## Extrait du texte
_ _ _ _ _ _ _

Aussi peut-on dire que, nonobstant l'inflation qui a été provoquée par des forces précisément pour octroyer aux pays du reste du monde, via la hausse des prix du pétrole, un pouvoir d'achat, comme ce qui s'est passé pour le plan Marshall en Europe pour permettre de préserver les industries occidentales, et donc l'emploi, « le pétrole est un véritable catalyseur anti-crise ». Donc au « pouvoir exorbitant du dollar » correspondait un « pouvoir exorbitant du pétrole » nécessaire, au même titre que le dollar, à l'économie mondiale.

4. L' «ARGENT», AU CENTRE DE LA «CHIMIE HUMAINE»

Quant au réajustement des prix de pétrole à leur vraie valeur, tout compte fait ce surplus de richesses n'aura pas fait que des heureux dans les pays du tiers monde, puisqu'il va se créer toutes sortes de maux (corruption, détournements, prévarication, crimes, etc.) au sein de ces Etats. Cet enrichissement soudain va changer malheureusement les mentalités et révéler au niveau de la classe politique au pouvoir des dents crochues prêtes à mordre sur les richesses des peuples. Car il s'agissait d'un enrichissement national des Etats. Mais, sans contrepoids véritable, des inégalités flagrantes vont s'engendrer par cette corruption généralisée et miner les systèmes politiques de ces pays nouvellement indépendants dans les années 1970. C'est le début de la descente aux enfers pour de nombreux pays d'Afrique, d'Asie et d'Amérique latine. Tout compte fait, les pays du tiers monde vont passer par une étape que les pays d'Europe avaient déjà passée au XVIIIème, XIXème et XXème , par des guerres internes, des crises et des révolutions sociales extrêmement sanglantes. Durant trois siècles voire plus si on compte les guerres de religions.

_ _ _ _ _ _ _

## Listing affiché

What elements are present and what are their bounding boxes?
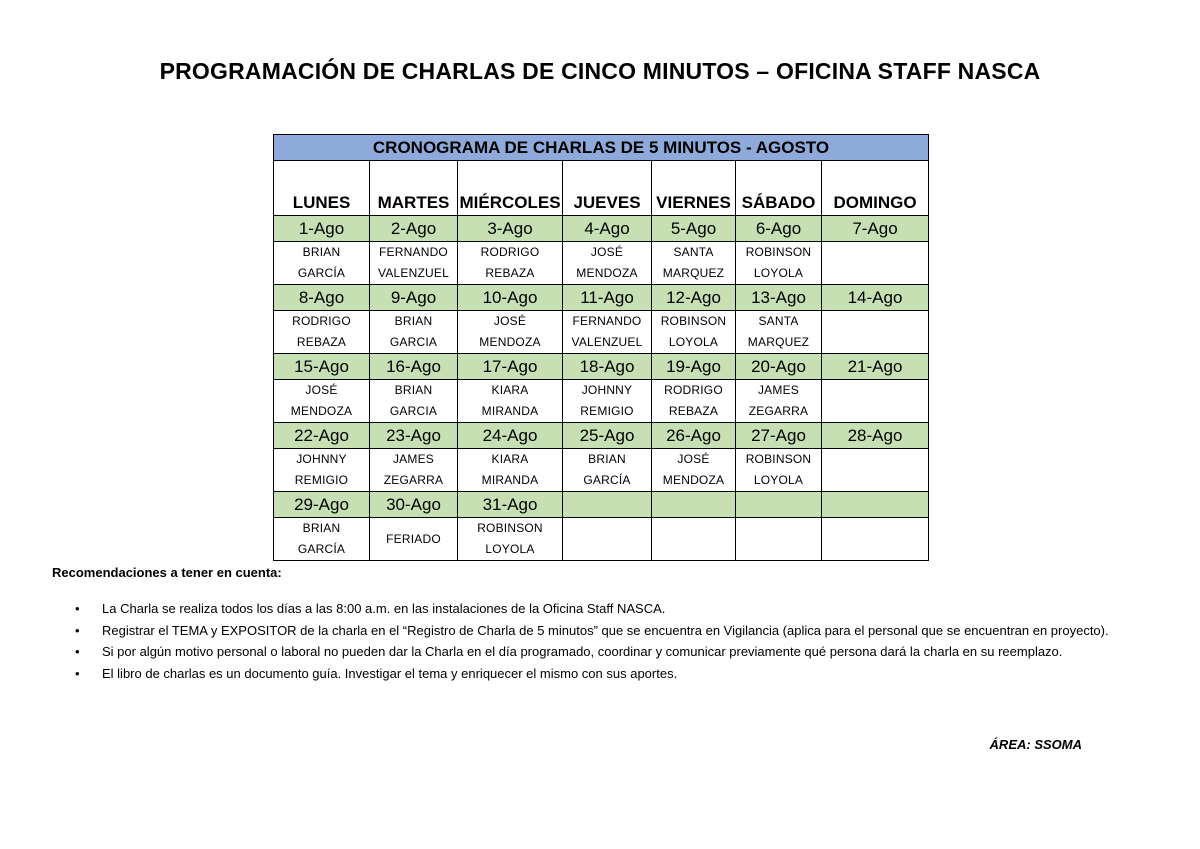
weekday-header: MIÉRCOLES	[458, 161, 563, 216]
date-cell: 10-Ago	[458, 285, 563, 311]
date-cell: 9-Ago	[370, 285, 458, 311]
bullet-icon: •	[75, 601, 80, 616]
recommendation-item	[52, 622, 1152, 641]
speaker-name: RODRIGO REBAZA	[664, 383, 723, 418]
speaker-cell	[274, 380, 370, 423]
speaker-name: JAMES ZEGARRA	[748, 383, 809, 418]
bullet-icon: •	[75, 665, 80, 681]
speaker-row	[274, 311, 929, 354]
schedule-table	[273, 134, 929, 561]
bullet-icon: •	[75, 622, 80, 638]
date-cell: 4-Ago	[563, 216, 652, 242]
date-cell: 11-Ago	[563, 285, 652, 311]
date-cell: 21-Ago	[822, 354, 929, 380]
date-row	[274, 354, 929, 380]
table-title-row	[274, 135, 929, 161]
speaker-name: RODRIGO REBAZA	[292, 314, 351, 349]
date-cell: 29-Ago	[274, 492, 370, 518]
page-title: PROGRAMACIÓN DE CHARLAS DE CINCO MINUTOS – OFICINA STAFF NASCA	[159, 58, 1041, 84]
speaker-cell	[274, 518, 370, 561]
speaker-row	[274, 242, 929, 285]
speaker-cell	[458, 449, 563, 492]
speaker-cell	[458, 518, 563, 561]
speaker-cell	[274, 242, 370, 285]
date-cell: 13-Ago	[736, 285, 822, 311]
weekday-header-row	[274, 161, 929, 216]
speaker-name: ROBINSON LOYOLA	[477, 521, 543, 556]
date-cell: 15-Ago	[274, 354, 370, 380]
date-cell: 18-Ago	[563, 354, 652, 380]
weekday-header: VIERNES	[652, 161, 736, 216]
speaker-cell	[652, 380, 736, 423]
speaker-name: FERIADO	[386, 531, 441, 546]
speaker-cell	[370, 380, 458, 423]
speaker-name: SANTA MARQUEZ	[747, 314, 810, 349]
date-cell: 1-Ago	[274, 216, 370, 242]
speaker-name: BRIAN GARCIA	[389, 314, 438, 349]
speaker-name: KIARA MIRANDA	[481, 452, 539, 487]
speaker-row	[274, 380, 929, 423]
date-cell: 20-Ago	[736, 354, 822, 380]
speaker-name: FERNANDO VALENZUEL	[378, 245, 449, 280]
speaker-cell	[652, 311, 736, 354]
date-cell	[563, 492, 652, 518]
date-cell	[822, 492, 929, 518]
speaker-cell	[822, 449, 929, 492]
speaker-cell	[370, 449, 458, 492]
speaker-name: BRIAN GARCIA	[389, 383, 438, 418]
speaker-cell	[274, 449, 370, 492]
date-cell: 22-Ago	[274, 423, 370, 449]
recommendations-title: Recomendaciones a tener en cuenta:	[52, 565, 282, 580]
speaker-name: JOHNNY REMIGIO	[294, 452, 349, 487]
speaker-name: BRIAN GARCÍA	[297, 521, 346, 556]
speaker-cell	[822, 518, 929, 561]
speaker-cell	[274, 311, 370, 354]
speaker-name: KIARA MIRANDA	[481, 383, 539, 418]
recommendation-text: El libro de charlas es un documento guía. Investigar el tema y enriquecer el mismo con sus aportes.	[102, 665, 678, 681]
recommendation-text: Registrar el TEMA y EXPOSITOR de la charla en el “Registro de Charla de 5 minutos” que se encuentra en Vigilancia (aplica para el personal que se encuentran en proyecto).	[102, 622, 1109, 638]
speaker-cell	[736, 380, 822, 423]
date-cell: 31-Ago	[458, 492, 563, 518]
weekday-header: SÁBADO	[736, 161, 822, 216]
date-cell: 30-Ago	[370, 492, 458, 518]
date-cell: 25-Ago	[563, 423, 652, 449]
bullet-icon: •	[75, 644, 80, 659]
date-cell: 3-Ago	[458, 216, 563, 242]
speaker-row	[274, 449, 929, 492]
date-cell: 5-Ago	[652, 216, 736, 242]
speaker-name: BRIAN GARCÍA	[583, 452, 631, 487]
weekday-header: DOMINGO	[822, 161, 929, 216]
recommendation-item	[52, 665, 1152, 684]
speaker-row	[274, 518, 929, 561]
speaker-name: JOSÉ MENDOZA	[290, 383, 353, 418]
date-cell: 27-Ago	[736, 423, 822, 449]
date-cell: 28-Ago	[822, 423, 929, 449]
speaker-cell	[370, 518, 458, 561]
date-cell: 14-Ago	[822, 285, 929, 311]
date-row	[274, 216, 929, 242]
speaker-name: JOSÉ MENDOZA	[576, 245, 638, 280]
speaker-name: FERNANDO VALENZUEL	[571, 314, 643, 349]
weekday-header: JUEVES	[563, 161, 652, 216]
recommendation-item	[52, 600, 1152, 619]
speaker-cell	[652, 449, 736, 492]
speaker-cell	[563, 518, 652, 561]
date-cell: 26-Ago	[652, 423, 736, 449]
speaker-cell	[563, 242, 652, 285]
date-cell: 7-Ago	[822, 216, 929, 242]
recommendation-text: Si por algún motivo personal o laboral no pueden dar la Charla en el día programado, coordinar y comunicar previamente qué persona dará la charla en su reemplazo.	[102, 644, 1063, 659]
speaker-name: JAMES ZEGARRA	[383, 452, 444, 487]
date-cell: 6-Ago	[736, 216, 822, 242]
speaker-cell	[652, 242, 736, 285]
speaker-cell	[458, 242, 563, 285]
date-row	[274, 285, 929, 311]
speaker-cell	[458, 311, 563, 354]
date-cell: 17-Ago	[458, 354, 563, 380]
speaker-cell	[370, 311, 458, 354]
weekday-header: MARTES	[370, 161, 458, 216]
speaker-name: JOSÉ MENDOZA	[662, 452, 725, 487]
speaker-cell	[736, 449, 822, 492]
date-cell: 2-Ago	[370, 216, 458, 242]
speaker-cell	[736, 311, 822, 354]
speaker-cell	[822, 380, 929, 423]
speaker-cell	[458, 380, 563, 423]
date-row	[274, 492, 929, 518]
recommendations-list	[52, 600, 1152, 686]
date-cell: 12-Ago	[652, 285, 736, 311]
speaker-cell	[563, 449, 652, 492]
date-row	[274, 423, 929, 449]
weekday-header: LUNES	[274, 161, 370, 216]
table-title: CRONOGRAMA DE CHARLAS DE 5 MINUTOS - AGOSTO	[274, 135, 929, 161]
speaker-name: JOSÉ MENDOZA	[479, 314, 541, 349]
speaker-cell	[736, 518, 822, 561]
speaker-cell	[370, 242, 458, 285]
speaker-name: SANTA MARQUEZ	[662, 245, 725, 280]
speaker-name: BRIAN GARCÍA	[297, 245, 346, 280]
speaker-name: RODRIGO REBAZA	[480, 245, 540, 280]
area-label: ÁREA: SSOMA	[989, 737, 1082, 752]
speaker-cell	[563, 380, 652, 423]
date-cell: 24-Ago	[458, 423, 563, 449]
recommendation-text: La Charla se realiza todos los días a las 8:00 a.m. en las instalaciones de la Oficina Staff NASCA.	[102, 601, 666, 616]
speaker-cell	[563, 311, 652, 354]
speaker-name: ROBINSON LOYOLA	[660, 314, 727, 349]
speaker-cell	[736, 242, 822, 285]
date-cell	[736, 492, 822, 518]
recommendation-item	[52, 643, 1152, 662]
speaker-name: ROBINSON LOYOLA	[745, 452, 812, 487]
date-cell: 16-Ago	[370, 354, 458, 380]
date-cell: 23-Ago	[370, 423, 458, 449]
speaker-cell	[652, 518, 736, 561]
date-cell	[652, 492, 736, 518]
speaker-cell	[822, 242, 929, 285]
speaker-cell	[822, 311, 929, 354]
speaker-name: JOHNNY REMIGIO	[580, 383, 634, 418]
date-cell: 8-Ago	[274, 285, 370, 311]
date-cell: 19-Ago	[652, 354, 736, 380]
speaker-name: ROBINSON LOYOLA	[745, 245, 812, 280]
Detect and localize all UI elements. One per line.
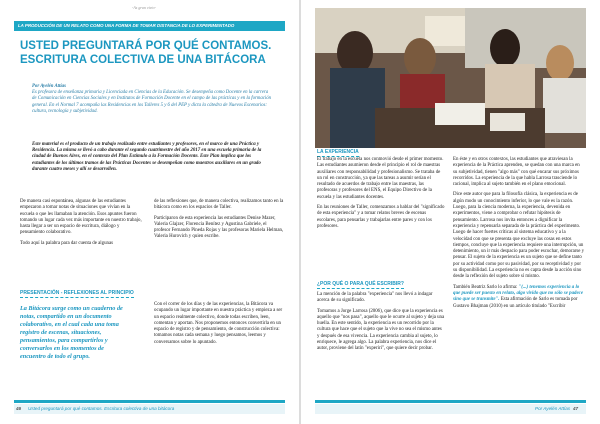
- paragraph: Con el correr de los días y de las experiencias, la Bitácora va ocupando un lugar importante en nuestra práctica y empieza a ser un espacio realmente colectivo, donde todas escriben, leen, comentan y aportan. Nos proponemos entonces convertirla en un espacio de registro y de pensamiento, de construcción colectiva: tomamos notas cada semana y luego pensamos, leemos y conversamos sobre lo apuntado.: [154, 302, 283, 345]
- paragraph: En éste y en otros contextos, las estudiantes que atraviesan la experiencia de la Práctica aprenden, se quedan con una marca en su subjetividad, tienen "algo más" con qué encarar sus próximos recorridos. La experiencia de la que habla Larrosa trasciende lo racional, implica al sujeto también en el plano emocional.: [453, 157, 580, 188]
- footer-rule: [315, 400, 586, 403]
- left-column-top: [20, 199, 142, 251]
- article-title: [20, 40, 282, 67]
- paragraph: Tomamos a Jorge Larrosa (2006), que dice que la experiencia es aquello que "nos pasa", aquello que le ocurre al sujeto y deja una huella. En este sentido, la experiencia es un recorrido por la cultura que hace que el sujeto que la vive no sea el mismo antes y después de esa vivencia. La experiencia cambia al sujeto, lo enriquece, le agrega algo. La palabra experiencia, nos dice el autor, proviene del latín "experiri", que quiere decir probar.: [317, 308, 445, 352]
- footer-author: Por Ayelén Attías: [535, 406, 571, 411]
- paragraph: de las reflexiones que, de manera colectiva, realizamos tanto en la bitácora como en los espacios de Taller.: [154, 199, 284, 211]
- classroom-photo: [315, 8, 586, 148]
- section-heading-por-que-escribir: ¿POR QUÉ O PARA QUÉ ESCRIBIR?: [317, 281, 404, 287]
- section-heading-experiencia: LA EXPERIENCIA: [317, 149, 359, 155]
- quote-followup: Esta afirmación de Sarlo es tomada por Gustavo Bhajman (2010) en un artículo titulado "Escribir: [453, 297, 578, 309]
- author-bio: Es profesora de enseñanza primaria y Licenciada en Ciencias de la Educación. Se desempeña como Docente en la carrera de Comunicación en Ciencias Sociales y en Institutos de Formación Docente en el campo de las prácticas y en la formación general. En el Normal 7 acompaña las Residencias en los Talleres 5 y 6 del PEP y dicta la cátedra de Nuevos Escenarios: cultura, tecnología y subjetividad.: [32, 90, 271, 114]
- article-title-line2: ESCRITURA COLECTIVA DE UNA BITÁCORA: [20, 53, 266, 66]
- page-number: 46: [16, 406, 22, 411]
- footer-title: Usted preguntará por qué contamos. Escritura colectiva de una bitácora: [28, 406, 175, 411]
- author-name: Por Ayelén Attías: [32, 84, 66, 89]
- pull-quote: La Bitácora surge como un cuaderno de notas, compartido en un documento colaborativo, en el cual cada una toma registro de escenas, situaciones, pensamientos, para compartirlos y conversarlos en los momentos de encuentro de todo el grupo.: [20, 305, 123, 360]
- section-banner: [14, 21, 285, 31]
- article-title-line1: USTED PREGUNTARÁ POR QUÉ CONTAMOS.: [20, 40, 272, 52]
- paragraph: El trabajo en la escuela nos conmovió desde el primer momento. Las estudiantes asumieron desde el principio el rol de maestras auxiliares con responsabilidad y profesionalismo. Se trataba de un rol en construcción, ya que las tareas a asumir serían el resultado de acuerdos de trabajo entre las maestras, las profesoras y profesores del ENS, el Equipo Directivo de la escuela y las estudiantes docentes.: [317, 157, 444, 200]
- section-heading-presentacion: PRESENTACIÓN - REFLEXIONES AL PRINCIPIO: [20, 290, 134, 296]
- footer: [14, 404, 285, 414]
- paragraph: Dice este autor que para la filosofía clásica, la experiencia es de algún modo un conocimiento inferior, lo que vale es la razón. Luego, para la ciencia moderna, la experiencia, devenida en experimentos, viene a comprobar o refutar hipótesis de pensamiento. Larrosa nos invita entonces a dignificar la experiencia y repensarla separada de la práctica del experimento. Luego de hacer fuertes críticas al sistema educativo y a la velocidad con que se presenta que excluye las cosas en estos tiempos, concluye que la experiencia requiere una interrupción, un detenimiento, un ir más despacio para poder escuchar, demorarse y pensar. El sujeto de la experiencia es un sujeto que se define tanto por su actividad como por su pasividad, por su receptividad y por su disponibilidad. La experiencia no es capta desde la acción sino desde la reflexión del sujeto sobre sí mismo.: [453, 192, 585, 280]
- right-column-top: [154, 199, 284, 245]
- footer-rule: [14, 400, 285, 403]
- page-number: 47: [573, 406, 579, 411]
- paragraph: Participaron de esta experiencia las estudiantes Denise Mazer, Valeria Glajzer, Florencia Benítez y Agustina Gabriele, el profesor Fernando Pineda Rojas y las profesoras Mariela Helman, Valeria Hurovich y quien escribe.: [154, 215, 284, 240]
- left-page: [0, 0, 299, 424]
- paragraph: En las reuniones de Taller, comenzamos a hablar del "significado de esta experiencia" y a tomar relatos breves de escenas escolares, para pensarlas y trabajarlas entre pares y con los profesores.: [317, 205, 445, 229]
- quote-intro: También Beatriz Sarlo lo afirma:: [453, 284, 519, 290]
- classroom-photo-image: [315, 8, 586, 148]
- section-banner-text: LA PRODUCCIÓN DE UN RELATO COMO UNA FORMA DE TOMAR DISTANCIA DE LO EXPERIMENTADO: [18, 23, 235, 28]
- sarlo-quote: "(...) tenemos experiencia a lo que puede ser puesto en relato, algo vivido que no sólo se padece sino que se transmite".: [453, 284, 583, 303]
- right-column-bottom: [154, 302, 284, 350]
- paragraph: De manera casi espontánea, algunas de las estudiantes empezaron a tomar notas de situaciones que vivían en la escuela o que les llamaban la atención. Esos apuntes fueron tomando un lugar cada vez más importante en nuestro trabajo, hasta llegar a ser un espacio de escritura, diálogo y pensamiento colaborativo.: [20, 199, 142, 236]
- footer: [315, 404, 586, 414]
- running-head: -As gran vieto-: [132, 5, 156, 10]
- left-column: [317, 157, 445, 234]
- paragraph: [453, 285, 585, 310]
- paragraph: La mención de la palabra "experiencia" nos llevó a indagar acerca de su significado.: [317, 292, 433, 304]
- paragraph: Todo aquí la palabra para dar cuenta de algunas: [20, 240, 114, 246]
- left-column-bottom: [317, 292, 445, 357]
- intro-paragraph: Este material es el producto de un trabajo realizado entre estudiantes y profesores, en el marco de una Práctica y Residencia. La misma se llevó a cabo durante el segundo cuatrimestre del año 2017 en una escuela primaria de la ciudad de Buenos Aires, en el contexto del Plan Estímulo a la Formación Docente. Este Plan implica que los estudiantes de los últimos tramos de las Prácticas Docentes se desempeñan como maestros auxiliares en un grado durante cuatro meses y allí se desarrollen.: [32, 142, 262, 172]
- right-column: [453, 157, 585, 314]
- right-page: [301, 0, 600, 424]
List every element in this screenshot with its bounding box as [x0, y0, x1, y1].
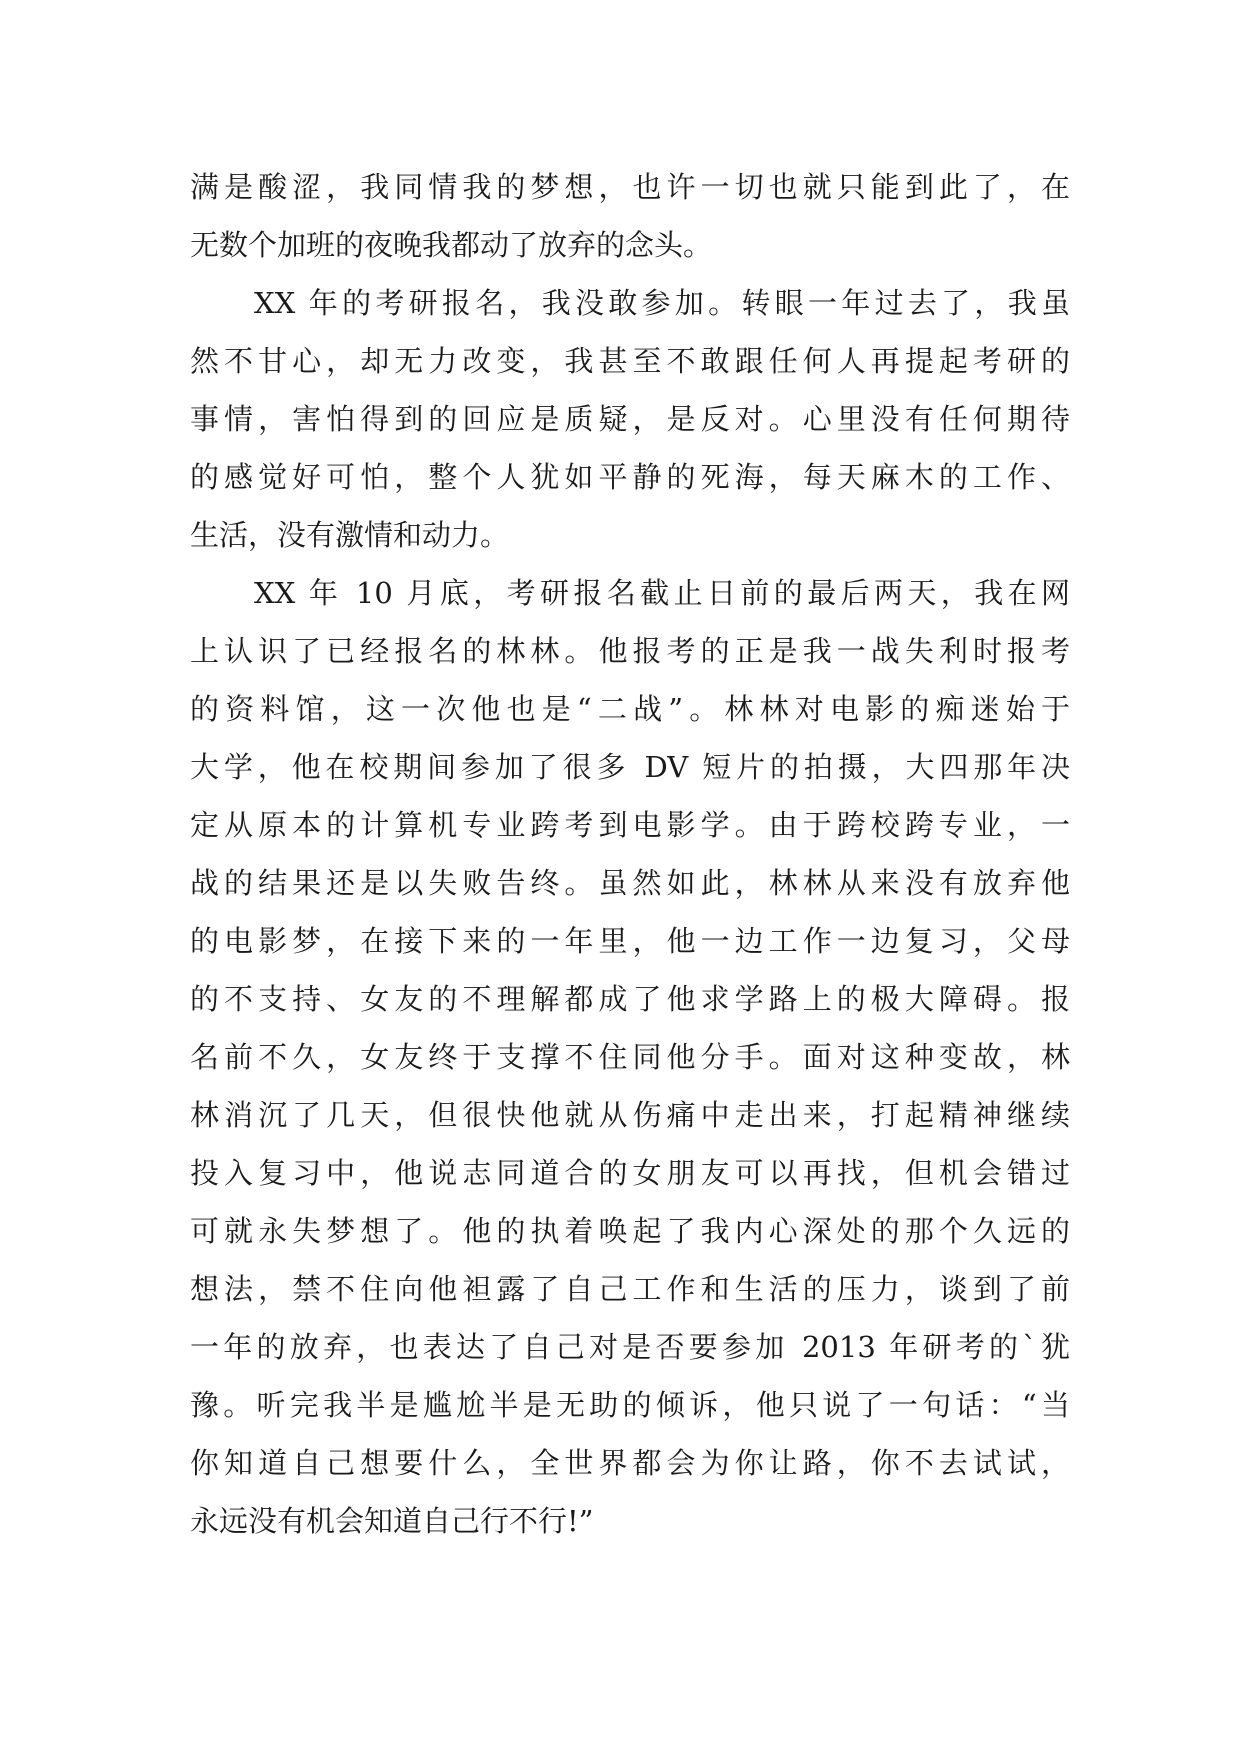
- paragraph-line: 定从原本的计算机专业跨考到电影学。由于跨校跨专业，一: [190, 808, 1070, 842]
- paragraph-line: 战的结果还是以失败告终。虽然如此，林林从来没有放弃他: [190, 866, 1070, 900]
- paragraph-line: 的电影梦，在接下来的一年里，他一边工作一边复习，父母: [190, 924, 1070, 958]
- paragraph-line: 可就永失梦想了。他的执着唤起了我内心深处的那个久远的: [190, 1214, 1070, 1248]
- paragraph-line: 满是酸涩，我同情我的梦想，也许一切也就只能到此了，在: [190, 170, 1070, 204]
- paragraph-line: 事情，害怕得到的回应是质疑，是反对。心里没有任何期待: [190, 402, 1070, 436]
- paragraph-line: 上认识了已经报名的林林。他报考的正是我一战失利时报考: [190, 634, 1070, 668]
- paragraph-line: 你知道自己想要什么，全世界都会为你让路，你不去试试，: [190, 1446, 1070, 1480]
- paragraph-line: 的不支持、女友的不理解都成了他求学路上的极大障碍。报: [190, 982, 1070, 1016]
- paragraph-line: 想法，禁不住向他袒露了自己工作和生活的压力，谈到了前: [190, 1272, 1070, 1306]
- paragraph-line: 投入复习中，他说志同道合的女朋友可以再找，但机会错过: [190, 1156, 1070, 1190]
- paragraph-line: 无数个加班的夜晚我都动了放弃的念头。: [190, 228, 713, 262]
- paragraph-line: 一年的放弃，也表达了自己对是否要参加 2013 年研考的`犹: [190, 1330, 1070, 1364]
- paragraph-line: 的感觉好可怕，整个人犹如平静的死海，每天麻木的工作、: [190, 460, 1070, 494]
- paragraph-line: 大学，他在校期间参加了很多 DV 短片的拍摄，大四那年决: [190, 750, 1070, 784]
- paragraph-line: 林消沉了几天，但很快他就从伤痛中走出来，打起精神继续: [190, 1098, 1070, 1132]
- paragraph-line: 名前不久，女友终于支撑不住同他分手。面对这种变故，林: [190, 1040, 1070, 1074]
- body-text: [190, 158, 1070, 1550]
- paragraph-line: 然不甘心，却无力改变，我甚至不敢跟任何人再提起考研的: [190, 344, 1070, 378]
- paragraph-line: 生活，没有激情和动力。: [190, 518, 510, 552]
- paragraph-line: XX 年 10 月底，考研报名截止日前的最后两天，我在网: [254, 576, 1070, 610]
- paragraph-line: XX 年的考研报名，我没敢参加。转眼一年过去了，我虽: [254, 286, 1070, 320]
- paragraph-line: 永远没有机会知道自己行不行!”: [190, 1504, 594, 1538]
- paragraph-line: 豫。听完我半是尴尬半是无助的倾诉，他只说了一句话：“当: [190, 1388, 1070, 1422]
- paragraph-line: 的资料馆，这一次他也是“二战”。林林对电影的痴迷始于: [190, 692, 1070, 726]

_ _ _ _ _ _ _

## Série de tâches
1. Reprenez tout ce qui va de « Aussi peut-on dire » jusqu'à « à l'économie mondiale. » dans l'extrait sur le pétrole, en renommant « dollar » en « franc ».
2. Dans le listing, mettez au format JSON tout ce qui va de la ligne contenant « 808, 1070, 842] » jusqu'à celle contenant « 1272, 1070, 1306] », ces deux lignes comprises. Donnez uniquement ces lignes, sous forme de liste de chaînes, une chaîne par ligne et sans lignes vides.

## Liste des réponses
1.
Aussi peut-on dire que, nonobstant l'inflation qui a été provoquée par des forces précisément pour octroyer aux pays du reste du monde, via la hausse des prix du pétrole, un pouvoir d'achat, comme ce qui s'est passé pour le plan Marshall en Europe pour permettre de préserver les industries occidentales, et donc l'emploi, « le pétrole est un véritable catalyseur anti-crise ». Donc au « pouvoir exorbitant du franc » correspondait un « pouvoir exorbitant du pétrole » nécessaire, au même titre que le franc, à l'économie mondiale.

2.
[
  "- paragraph-line: 定从原本的计算机专业跨考到电影学。由于跨校跨专业，一: [190, 808, 1070, 842]",
  "- paragraph-line: 战的结果还是以失败告终。虽然如此，林林从来没有放弃他: [190, 866, 1070, 900]",
  "- paragraph-line: 的电影梦，在接下来的一年里，他一边工作一边复习，父母: [190, 924, 1070, 958]",
  "- paragraph-line: 可就永失梦想了。他的执着唤起了我内心深处的那个久远的: [190, 1214, 1070, 1248]",
  "- paragraph-line: 满是酸涩，我同情我的梦想，也许一切也就只能到此了，在: [190, 170, 1070, 204]",
  "- paragraph-line: 事情，害怕得到的回应是质疑，是反对。心里没有任何期待: [190, 402, 1070, 436]",
  "- paragraph-line: 上认识了已经报名的林林。他报考的正是我一战失利时报考: [190, 634, 1070, 668]",
  "- paragraph-line: 你知道自己想要什么，全世界都会为你让路，你不去试试，: [190, 1446, 1070, 1480]",
  "- paragraph-line: 的不支持、女友的不理解都成了他求学路上的极大障碍。报: [190, 982, 1070, 1016]",
  "- paragraph-line: 想法，禁不住向他袒露了自己工作和生活的压力，谈到了前: [190, 1272, 1070, 1306]"
]